- [REQUIRED WORK]
Extract every line that contains the word "true".

⁂

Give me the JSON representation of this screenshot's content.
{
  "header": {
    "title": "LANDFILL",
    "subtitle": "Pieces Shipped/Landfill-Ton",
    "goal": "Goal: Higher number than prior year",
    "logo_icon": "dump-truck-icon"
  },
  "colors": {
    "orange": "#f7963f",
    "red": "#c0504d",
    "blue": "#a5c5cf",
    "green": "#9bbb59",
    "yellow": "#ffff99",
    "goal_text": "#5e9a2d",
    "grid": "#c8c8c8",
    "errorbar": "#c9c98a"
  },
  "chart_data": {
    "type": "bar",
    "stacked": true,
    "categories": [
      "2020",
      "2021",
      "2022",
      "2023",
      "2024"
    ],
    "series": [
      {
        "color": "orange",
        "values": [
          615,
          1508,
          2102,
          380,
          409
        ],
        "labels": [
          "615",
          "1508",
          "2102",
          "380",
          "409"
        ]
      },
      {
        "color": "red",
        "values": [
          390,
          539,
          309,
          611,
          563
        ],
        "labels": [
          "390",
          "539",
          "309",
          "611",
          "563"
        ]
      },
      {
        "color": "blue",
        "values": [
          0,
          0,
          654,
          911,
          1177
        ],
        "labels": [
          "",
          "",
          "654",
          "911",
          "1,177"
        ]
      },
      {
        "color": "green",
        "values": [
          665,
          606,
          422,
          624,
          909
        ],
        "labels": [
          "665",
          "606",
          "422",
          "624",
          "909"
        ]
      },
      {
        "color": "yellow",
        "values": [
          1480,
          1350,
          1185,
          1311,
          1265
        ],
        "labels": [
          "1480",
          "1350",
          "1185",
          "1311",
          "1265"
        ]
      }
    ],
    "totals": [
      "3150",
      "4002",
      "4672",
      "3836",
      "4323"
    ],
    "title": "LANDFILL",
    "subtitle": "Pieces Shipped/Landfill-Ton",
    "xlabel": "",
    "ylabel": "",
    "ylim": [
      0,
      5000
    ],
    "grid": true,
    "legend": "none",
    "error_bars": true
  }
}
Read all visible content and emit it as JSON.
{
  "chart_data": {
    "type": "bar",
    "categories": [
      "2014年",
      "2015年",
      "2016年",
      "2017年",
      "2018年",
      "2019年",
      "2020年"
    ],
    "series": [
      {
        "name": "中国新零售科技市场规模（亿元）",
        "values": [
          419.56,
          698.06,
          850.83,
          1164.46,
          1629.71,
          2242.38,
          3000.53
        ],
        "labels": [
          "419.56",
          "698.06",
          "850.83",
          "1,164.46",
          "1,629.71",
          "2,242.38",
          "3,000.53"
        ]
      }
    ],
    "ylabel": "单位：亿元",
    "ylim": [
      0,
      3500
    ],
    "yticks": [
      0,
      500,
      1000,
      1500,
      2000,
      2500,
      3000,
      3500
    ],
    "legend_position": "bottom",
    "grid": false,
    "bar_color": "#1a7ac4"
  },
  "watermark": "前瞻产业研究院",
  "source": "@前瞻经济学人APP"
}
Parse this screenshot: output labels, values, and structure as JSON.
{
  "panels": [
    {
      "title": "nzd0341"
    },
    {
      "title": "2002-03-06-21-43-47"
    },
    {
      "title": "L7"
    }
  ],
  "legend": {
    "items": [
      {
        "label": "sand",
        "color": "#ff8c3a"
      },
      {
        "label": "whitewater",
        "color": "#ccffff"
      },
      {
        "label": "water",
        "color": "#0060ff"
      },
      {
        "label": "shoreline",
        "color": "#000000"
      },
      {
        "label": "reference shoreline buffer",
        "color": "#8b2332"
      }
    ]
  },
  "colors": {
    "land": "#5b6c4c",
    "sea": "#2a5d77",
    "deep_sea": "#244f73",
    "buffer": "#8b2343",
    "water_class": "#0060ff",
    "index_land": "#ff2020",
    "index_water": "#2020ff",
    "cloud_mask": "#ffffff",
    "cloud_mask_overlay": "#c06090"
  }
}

⁂

- [SOLVED EXERCISE]
    "stacked": true,
    "grid": true,
    "error_bars": true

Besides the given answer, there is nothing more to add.